Task instructions:
Find the lines with the string "Blau" and return them.

— start Supplied entries —

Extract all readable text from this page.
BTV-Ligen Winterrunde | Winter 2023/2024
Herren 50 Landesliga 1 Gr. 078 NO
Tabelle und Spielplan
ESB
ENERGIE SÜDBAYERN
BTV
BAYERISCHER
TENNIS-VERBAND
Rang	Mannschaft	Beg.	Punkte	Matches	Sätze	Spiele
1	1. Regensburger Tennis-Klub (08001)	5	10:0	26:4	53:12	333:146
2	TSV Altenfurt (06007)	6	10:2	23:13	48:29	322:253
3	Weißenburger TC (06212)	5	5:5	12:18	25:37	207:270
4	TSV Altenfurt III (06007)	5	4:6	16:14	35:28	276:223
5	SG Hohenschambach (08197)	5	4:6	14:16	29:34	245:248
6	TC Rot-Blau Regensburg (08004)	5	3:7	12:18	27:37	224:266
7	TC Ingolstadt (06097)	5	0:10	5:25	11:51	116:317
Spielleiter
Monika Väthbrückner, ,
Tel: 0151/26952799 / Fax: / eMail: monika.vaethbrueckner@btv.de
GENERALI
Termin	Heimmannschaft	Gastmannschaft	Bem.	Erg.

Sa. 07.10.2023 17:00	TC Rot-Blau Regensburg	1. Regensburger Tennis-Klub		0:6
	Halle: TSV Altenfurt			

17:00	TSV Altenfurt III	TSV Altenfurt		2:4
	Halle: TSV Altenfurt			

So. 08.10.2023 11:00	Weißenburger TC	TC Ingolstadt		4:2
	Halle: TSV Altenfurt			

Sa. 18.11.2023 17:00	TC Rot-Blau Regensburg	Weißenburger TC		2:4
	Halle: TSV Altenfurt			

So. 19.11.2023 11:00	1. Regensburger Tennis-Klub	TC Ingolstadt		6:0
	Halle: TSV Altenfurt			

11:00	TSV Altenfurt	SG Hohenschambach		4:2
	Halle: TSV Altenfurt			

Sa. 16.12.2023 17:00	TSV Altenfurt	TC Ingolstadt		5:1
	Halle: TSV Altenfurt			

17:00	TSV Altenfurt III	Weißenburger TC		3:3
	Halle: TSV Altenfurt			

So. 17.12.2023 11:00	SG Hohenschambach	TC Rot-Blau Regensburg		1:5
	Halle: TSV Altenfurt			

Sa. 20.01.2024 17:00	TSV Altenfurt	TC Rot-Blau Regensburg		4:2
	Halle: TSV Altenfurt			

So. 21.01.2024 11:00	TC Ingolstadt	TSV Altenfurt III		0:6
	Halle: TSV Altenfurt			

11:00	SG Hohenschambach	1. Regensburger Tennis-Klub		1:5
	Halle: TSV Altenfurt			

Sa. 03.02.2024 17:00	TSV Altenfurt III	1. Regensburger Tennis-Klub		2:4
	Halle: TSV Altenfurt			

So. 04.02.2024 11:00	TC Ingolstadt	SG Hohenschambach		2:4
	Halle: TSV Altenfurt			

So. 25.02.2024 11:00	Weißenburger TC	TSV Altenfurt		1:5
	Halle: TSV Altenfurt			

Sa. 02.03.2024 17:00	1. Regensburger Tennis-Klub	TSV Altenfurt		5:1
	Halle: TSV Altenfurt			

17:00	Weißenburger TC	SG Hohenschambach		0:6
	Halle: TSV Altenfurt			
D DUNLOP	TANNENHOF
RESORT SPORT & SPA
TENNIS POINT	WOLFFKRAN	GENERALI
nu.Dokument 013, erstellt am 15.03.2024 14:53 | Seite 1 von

— end Supplied entries —

Solution to this exercise:
6	TC Rot-Blau Regensburg (08004)	5	3:7	12:18	27:37	224:266
Sa. 07.10.2023 17:00	TC Rot-Blau Regensburg	1. Regensburger Tennis-Klub		0:6
Sa. 18.11.2023 17:00	TC Rot-Blau Regensburg	Weißenburger TC		2:4
So. 17.12.2023 11:00	SG Hohenschambach	TC Rot-Blau Regensburg		1:5
Sa. 20.01.2024 17:00	TSV Altenfurt	TC Rot-Blau Regensburg		4:2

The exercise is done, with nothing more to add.